**Task objective**
Return, word for word, every line that follows.
___ Given records ___
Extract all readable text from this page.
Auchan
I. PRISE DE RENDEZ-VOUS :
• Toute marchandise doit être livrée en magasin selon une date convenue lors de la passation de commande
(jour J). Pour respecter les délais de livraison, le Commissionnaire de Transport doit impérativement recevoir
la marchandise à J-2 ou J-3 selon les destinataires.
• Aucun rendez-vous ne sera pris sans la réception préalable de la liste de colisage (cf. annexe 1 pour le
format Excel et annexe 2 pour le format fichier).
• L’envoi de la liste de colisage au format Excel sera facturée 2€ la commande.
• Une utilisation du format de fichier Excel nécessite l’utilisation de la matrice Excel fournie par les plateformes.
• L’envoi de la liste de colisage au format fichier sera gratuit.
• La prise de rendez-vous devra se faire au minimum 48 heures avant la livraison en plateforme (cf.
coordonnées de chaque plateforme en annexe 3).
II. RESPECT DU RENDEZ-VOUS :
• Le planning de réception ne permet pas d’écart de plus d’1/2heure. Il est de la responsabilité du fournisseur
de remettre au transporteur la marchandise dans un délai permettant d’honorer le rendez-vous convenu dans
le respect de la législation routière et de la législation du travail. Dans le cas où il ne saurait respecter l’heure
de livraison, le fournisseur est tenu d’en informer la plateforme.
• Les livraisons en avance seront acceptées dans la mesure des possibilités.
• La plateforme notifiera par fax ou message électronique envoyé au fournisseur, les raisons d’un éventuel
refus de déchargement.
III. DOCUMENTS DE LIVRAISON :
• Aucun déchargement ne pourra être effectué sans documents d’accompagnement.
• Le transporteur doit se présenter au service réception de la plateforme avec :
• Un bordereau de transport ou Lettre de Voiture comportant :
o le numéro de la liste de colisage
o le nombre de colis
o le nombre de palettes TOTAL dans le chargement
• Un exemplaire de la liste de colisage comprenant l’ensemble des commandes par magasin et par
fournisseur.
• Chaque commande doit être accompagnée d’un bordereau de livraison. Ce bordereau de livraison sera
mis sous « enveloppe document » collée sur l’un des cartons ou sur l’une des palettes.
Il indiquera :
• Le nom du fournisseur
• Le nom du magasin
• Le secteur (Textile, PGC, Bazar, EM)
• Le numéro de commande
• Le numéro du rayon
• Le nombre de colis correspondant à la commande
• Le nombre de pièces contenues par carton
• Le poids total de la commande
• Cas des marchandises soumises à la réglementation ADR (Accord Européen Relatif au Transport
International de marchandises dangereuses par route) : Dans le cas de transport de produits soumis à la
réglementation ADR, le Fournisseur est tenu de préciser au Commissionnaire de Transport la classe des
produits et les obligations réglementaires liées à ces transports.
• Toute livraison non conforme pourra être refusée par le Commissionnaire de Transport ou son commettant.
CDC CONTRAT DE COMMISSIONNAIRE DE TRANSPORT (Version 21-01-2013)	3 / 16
___
**Output**
Extract all readable text from this page.
Auchan
I. PRISE DE RENDEZ-VOUS :
• Toute marchandise doit être livrée en magasin selon une date convenue lors de la passation de commande
(jour J). Pour respecter les délais de livraison, le Commissionnaire de Transport doit impérativement recevoir
la marchandise à J-2 ou J-3 selon les destinataires.
• Aucun rendez-vous ne sera pris sans la réception préalable de la liste de colisage (cf. annexe 1 pour le
format Excel et annexe 2 pour le format fichier).
• L’envoi de la liste de colisage au format Excel sera facturée 2€ la commande.
• Une utilisation du format de fichier Excel nécessite l’utilisation de la matrice Excel fournie par les plateformes.
• L’envoi de la liste de colisage au format fichier sera gratuit.
• La prise de rendez-vous devra se faire au minimum 48 heures avant la livraison en plateforme (cf.
coordonnées de chaque plateforme en annexe 3).
II. RESPECT DU RENDEZ-VOUS :
• Le planning de réception ne permet pas d’écart de plus d’1/2heure. Il est de la responsabilité du fournisseur
de remettre au transporteur la marchandise dans un délai permettant d’honorer le rendez-vous convenu dans
le respect de la législation routière et de la législation du travail. Dans le cas où il ne saurait respecter l’heure
de livraison, le fournisseur est tenu d’en informer la plateforme.
• Les livraisons en avance seront acceptées dans la mesure des possibilités.
• La plateforme notifiera par fax ou message électronique envoyé au fournisseur, les raisons d’un éventuel
refus de déchargement.
III. DOCUMENTS DE LIVRAISON :
• Aucun déchargement ne pourra être effectué sans documents d’accompagnement.
• Le transporteur doit se présenter au service réception de la plateforme avec :
• Un bordereau de transport ou Lettre de Voiture comportant :
o le numéro de la liste de colisage
o le nombre de colis
o le nombre de palettes TOTAL dans le chargement
• Un exemplaire de la liste de colisage comprenant l’ensemble des commandes par magasin et par
fournisseur.
• Chaque commande doit être accompagnée d’un bordereau de livraison. Ce bordereau de livraison sera
mis sous « enveloppe document » collée sur l’un des cartons ou sur l’une des palettes.
Il indiquera :
• Le nom du fournisseur
• Le nom du magasin
• Le secteur (Textile, PGC, Bazar, EM)
• Le numéro de commande
• Le numéro du rayon
• Le nombre de colis correspondant à la commande
• Le nombre de pièces contenues par carton
• Le poids total de la commande
• Cas des marchandises soumises à la réglementation ADR (Accord Européen Relatif au Transport
International de marchandises dangereuses par route) : Dans le cas de transport de produits soumis à la
réglementation ADR, le Fournisseur est tenu de préciser au Commissionnaire de Transport la classe des
produits et les obligations réglementaires liées à ces transports.
• Toute livraison non conforme pourra être refusée par le Commissionnaire de Transport ou son commettant.
CDC CONTRAT DE COMMISSIONNAIRE DE TRANSPORT (Version 21-01-2013)	3 / 16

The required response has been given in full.